Page:
▼

Ah, I see that the STRUCTUREDINFO contents are indeed inside the RawData
element; I did not make that connection originally.

That said, going back to the point of CBOR being "Concise", it is highly
unusual for it to contain base64-encoded data as opposed to the binary
representation thereof.  [Further discussion trimmed, as this is basically
the same conversation as above.]

> > Section 3.2
> 
> >    o  Attributes and elements of each class in XML IODEF document are
> >       both presented as JSON attributes in JSON IODEF document, and the
> >       order of their appearances is ignored.
> 
> > Are there any practical consequences of this loss of information that we should discuss?
> 
> We do not think so, and we believe this loss is not important.
> Indeed, I am not that sure whether the order of the appearance of attributes and elements is important even for RFC7970.

I am not sure, either, for whether RFC 7970 assigns importance to the order
of appearance.

> >    o  The elements of ML_STRING type in XML IODEF document are presented
> >       as either STRING type or ML_STRING type in JSON IODEF document.
> > Why?

▲

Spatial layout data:
▼

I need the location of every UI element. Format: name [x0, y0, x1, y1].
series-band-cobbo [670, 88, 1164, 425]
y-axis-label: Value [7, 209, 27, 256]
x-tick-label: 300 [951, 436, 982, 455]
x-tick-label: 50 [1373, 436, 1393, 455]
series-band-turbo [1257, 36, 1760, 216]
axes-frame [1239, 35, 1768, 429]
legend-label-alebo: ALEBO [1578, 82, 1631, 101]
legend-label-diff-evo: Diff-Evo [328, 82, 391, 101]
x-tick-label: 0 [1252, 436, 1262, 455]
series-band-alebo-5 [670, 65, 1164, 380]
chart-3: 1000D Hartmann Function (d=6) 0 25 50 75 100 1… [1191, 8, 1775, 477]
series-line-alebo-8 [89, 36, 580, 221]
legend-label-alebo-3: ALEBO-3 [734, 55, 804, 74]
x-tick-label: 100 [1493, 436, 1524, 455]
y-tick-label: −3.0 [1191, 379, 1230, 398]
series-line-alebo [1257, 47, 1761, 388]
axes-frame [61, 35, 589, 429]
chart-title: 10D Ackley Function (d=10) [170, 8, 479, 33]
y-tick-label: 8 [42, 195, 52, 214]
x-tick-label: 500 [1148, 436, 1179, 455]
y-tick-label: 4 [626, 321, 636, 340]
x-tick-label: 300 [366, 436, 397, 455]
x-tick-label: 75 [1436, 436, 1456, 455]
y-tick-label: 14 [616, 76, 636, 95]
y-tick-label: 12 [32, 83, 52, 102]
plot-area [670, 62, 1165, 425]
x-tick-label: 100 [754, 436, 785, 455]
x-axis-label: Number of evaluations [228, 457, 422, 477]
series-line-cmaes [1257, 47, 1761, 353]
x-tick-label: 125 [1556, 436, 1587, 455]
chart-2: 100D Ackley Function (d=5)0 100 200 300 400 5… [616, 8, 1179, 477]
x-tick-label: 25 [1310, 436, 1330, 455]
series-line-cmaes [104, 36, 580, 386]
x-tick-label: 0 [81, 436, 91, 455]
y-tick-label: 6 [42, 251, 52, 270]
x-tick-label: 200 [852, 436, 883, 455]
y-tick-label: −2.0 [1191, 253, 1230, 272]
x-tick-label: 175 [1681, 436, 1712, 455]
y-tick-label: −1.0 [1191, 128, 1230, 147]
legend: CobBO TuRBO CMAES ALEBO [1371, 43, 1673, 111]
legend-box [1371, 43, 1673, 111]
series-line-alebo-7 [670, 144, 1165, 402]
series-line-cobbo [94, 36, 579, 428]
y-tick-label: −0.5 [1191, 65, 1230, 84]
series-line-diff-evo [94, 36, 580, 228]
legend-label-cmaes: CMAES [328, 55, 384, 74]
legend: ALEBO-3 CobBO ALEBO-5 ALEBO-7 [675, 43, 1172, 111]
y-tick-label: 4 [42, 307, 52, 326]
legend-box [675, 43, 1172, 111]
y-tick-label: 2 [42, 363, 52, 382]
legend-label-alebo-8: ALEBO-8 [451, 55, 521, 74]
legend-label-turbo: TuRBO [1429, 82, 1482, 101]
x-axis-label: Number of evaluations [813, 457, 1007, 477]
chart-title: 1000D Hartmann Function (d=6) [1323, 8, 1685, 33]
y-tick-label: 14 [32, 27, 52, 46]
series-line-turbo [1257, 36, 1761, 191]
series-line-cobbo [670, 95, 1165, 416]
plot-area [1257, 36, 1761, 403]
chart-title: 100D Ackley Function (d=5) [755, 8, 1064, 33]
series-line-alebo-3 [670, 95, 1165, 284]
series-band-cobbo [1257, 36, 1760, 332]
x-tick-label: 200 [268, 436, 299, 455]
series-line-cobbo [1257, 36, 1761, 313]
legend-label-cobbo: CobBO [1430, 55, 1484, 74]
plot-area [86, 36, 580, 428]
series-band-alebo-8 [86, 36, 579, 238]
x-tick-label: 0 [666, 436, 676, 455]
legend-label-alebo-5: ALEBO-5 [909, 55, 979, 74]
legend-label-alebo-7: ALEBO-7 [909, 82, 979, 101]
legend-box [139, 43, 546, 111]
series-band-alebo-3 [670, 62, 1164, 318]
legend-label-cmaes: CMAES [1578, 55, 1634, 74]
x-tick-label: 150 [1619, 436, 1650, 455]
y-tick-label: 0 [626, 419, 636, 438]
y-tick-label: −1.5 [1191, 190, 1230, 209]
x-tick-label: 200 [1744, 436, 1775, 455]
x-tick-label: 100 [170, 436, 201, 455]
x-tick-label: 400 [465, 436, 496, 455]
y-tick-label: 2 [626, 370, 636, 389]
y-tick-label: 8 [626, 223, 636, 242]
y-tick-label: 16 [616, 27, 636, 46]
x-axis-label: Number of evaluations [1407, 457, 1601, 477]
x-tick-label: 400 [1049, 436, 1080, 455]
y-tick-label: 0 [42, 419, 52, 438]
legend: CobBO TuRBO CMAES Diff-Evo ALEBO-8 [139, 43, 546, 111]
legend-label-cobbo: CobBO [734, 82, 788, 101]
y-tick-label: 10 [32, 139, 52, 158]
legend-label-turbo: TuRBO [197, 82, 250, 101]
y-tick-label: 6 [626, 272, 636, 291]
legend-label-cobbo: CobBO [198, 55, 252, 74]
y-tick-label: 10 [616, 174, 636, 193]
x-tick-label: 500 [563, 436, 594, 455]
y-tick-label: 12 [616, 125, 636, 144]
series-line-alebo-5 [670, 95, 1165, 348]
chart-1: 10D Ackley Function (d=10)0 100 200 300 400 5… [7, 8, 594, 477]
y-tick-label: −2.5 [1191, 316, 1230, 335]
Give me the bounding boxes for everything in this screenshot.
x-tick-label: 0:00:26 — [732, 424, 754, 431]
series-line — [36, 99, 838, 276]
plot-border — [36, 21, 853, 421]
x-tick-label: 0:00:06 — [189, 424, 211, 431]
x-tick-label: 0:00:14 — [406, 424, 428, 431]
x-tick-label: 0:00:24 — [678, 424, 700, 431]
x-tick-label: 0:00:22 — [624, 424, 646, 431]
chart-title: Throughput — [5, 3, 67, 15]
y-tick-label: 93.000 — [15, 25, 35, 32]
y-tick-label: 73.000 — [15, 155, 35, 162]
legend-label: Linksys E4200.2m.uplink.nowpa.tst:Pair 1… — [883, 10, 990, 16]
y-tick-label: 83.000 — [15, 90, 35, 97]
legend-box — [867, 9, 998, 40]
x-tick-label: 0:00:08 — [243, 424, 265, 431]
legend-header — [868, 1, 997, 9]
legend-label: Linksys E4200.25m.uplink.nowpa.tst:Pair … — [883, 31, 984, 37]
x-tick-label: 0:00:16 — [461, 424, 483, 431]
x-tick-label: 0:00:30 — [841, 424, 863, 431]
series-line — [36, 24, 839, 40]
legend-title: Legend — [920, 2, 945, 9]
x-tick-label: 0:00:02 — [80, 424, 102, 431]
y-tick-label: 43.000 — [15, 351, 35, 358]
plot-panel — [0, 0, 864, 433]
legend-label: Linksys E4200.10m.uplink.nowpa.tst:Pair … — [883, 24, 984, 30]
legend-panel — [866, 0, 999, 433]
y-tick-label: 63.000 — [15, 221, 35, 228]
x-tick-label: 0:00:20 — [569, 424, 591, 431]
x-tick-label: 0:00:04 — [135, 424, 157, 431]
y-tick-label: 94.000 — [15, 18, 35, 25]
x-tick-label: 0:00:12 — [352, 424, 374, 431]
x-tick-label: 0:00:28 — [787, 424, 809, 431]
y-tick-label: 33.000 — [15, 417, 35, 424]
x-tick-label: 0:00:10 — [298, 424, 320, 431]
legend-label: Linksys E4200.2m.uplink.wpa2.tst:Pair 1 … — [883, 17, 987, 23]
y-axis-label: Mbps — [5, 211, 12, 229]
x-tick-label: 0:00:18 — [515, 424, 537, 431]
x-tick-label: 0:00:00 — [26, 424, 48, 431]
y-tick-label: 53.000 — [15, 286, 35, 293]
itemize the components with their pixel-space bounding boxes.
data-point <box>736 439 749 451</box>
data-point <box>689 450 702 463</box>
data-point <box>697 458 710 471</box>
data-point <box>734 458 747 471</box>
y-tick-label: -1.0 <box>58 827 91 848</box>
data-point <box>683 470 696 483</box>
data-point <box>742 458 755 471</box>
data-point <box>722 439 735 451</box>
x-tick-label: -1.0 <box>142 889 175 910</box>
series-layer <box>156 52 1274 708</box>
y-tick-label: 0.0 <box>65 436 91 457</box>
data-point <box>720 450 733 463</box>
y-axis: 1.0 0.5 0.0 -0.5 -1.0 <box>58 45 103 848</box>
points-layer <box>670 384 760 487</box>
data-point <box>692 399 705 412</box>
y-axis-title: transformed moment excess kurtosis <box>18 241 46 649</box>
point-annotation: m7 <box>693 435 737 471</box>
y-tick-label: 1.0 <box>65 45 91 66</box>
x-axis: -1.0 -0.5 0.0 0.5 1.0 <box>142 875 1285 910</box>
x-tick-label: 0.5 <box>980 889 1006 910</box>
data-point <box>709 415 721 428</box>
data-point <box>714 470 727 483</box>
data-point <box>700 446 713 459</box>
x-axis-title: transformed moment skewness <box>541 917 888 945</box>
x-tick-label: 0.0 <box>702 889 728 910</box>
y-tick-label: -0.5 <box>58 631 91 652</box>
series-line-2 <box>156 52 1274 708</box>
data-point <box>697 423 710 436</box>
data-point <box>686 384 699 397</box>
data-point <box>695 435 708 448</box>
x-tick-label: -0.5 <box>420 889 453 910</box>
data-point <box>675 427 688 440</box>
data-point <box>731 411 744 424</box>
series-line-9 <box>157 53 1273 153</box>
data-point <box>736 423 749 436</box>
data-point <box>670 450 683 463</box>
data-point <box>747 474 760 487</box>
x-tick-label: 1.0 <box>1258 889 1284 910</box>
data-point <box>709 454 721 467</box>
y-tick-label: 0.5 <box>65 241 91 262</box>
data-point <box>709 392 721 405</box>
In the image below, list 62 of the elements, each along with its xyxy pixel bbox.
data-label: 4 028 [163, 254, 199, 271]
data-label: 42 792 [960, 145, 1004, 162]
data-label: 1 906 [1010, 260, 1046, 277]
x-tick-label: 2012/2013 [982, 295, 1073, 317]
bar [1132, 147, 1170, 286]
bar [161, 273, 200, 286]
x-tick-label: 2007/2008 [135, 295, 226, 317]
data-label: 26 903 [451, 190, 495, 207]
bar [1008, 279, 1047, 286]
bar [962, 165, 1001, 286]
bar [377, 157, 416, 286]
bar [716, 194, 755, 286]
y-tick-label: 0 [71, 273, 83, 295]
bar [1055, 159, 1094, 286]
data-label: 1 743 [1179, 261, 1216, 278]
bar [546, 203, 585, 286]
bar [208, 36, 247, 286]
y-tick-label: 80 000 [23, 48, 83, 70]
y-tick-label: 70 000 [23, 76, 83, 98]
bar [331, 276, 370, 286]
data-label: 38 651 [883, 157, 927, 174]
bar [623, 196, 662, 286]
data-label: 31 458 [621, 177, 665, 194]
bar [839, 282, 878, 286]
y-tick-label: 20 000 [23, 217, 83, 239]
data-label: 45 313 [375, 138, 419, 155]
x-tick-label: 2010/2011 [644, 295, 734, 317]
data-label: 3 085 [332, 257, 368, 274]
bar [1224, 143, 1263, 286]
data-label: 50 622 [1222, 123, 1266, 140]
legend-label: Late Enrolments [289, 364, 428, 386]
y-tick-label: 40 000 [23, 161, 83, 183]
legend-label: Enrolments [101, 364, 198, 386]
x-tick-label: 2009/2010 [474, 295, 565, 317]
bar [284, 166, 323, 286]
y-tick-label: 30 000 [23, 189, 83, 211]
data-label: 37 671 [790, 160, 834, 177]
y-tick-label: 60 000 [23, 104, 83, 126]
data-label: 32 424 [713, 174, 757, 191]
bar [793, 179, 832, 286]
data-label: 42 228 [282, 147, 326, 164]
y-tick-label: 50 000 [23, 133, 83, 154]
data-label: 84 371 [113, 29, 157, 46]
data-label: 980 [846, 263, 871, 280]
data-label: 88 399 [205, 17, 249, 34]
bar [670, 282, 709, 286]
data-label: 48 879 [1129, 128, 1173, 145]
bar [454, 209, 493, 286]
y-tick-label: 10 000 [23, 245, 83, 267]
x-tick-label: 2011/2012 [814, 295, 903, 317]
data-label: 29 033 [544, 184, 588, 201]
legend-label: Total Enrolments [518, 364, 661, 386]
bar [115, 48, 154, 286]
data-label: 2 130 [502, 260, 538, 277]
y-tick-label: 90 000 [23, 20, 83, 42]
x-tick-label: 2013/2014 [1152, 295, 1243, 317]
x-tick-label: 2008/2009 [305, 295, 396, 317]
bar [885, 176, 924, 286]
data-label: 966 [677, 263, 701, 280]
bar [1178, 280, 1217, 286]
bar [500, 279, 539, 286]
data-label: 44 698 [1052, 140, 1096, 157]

▲

Required work:
Quote the IODEF review message in full, word for word. Work only from the IODEF review message.

Task output:
Ah, I see that the STRUCTUREDINFO contents are indeed inside the RawData
element; I did not make that connection originally.

That said, going back to the point of CBOR being "Concise", it is highly
unusual for it to contain base64-encoded data as opposed to the binary
representation thereof.  [Further discussion trimmed, as this is basically
the same conversation as above.]

> > Section 3.2
> 
> >    o  Attributes and elements of each class in XML IODEF document are
> >       both presented as JSON attributes in JSON IODEF document, and the
> >       order of their appearances is ignored.
> 
> > Are there any practical consequences of this loss of information that we should discuss?
> 
> We do not think so, and we believe this loss is not important.
> Indeed, I am not that sure whether the order of the appearance of attributes and elements is important even for RFC7970.

I am not sure, either, for whether RFC 7970 assigns importance to the order
of appearance.

> >    o  The elements of ML_STRING type in XML IODEF document are presented
> >       as either STRING type or ML_STRING type in JSON IODEF document.
> > Why?